[Start Extracted information]
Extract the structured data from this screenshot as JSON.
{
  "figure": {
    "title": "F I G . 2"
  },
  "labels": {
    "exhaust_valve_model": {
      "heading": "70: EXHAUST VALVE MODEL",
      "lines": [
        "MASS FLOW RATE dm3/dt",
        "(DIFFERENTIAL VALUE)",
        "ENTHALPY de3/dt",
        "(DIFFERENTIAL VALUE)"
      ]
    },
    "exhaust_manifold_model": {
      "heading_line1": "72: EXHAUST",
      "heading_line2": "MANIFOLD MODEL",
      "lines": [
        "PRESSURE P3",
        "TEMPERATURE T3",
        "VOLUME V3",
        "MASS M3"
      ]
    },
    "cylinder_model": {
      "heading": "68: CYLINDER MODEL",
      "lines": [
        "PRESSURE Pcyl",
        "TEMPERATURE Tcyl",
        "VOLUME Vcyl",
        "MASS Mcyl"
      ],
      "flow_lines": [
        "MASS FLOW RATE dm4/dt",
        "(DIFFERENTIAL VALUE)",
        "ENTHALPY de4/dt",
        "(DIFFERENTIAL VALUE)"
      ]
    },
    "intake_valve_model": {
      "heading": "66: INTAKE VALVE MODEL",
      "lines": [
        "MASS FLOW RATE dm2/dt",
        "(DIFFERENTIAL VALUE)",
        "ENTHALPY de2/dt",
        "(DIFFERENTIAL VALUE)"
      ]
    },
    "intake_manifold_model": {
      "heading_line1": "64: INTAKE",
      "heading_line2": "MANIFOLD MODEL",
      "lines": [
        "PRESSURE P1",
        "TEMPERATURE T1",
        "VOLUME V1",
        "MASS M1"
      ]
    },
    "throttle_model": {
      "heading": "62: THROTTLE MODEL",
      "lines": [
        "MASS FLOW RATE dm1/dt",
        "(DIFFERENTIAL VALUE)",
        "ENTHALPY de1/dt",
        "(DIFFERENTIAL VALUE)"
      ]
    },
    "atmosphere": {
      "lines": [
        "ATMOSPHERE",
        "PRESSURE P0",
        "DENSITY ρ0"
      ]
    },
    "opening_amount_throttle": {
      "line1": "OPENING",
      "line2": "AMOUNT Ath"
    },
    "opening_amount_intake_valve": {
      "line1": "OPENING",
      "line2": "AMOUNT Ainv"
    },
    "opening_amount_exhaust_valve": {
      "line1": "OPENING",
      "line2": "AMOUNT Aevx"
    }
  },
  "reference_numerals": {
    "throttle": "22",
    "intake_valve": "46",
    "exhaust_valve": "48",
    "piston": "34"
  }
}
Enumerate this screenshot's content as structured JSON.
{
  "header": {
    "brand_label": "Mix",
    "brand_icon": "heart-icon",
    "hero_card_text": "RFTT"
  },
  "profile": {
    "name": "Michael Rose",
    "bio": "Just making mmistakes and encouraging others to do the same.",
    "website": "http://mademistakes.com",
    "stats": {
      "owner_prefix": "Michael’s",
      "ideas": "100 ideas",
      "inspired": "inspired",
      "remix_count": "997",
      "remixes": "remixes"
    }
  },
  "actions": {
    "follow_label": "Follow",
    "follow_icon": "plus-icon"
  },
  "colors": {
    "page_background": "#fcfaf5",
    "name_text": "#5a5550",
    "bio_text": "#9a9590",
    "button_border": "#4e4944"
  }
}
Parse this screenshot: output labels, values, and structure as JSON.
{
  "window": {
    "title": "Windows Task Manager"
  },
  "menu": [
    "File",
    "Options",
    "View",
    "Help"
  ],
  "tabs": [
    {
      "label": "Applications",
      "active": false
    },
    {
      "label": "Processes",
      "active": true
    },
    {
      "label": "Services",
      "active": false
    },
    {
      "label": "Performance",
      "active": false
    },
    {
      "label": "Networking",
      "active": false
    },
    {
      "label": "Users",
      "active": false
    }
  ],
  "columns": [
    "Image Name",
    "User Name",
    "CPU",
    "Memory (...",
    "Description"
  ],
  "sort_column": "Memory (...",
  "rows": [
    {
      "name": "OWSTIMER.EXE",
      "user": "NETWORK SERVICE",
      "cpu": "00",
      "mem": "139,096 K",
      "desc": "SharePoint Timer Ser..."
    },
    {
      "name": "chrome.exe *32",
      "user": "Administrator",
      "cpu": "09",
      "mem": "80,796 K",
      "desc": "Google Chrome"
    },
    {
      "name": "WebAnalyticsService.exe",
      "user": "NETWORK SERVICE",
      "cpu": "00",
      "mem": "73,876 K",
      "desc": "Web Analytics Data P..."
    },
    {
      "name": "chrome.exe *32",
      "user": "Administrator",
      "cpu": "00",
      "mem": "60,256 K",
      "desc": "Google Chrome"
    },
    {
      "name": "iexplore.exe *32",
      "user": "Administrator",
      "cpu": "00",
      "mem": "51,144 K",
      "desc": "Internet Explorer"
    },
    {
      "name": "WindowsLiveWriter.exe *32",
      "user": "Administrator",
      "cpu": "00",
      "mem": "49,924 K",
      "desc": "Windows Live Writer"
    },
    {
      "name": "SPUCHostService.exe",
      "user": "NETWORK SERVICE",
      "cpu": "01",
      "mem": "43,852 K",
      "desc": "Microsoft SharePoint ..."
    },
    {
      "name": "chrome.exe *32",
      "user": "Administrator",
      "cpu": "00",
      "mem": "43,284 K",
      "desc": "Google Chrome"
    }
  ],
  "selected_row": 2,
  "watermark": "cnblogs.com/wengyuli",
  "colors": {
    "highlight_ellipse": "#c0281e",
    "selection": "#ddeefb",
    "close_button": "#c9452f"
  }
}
[End Extracted information]
» **What you have to do**: Reproduce every record, matching each line exactly.

» **The answer**:
Extract the structured data from this screenshot as JSON.
{
  "figure": {
    "title": "F I G . 2"
  },
  "labels": {
    "exhaust_valve_model": {
      "heading": "70: EXHAUST VALVE MODEL",
      "lines": [
        "MASS FLOW RATE dm3/dt",
        "(DIFFERENTIAL VALUE)",
        "ENTHALPY de3/dt",
        "(DIFFERENTIAL VALUE)"
      ]
    },
    "exhaust_manifold_model": {
      "heading_line1": "72: EXHAUST",
      "heading_line2": "MANIFOLD MODEL",
      "lines": [
        "PRESSURE P3",
        "TEMPERATURE T3",
        "VOLUME V3",
        "MASS M3"
      ]
    },
    "cylinder_model": {
      "heading": "68: CYLINDER MODEL",
      "lines": [
        "PRESSURE Pcyl",
        "TEMPERATURE Tcyl",
        "VOLUME Vcyl",
        "MASS Mcyl"
      ],
      "flow_lines": [
        "MASS FLOW RATE dm4/dt",
        "(DIFFERENTIAL VALUE)",
        "ENTHALPY de4/dt",
        "(DIFFERENTIAL VALUE)"
      ]
    },
    "intake_valve_model": {
      "heading": "66: INTAKE VALVE MODEL",
      "lines": [
        "MASS FLOW RATE dm2/dt",
        "(DIFFERENTIAL VALUE)",
        "ENTHALPY de2/dt",
        "(DIFFERENTIAL VALUE)"
      ]
    },
    "intake_manifold_model": {
      "heading_line1": "64: INTAKE",
      "heading_line2": "MANIFOLD MODEL",
      "lines": [
        "PRESSURE P1",
        "TEMPERATURE T1",
        "VOLUME V1",
        "MASS M1"
      ]
    },
    "throttle_model": {
      "heading": "62: THROTTLE MODEL",
      "lines": [
        "MASS FLOW RATE dm1/dt",
        "(DIFFERENTIAL VALUE)",
        "ENTHALPY de1/dt",
        "(DIFFERENTIAL VALUE)"
      ]
    },
    "atmosphere": {
      "lines": [
        "ATMOSPHERE",
        "PRESSURE P0",
        "DENSITY ρ0"
      ]
    },
    "opening_amount_throttle": {
      "line1": "OPENING",
      "line2": "AMOUNT Ath"
    },
    "opening_amount_intake_valve": {
      "line1": "OPENING",
      "line2": "AMOUNT Ainv"
    },
    "opening_amount_exhaust_valve": {
      "line1": "OPENING",
      "line2": "AMOUNT Aevx"
    }
  },
  "reference_numerals": {
    "throttle": "22",
    "intake_valve": "46",
    "exhaust_valve": "48",
    "piston": "34"
  }
}
Enumerate this screenshot's content as structured JSON.
{
  "header": {
    "brand_label": "Mix",
    "brand_icon": "heart-icon",
    "hero_card_text": "RFTT"
  },
  "profile": {
    "name": "Michael Rose",
    "bio": "Just making mmistakes and encouraging others to do the same.",
    "website": "http://mademistakes.com",
    "stats": {
      "owner_prefix": "Michael’s",
      "ideas": "100 ideas",
      "inspired": "inspired",
      "remix_count": "997",
      "remixes": "remixes"
    }
  },
  "actions": {
    "follow_label": "Follow",
    "follow_icon": "plus-icon"
  },
  "colors": {
    "page_background": "#fcfaf5",
    "name_text": "#5a5550",
    "bio_text": "#9a9590",
    "button_border": "#4e4944"
  }
}
Parse this screenshot: output labels, values, and structure as JSON.
{
  "window": {
    "title": "Windows Task Manager"
  },
  "menu": [
    "File",
    "Options",
    "View",
    "Help"
  ],
  "tabs": [
    {
      "label": "Applications",
      "active": false
    },
    {
      "label": "Processes",
      "active": true
    },
    {
      "label": "Services",
      "active": false
    },
    {
      "label": "Performance",
      "active": false
    },
    {
      "label": "Networking",
      "active": false
    },
    {
      "label": "Users",
      "active": false
    }
  ],
  "columns": [
    "Image Name",
    "User Name",
    "CPU",
    "Memory (...",
    "Description"
  ],
  "sort_column": "Memory (...",
  "rows": [
    {
      "name": "OWSTIMER.EXE",
      "user": "NETWORK SERVICE",
      "cpu": "00",
      "mem": "139,096 K",
      "desc": "SharePoint Timer Ser..."
    },
    {
      "name": "chrome.exe *32",
      "user": "Administrator",
      "cpu": "09",
      "mem": "80,796 K",
      "desc": "Google Chrome"
    },
    {
      "name": "WebAnalyticsService.exe",
      "user": "NETWORK SERVICE",
      "cpu": "00",
      "mem": "73,876 K",
      "desc": "Web Analytics Data P..."
    },
    {
      "name": "chrome.exe *32",
      "user": "Administrator",
      "cpu": "00",
      "mem": "60,256 K",
      "desc": "Google Chrome"
    },
    {
      "name": "iexplore.exe *32",
      "user": "Administrator",
      "cpu": "00",
      "mem": "51,144 K",
      "desc": "Internet Explorer"
    },
    {
      "name": "WindowsLiveWriter.exe *32",
      "user": "Administrator",
      "cpu": "00",
      "mem": "49,924 K",
      "desc": "Windows Live Writer"
    },
    {
      "name": "SPUCHostService.exe",
      "user": "NETWORK SERVICE",
      "cpu": "01",
      "mem": "43,852 K",
      "desc": "Microsoft SharePoint ..."
    },
    {
      "name": "chrome.exe *32",
      "user": "Administrator",
      "cpu": "00",
      "mem": "43,284 K",
      "desc": "Google Chrome"
    }
  ],
  "selected_row": 2,
  "watermark": "cnblogs.com/wengyuli",
  "colors": {
    "highlight_ellipse": "#c0281e",
    "selection": "#ddeefb",
    "close_button": "#c9452f"
  }
}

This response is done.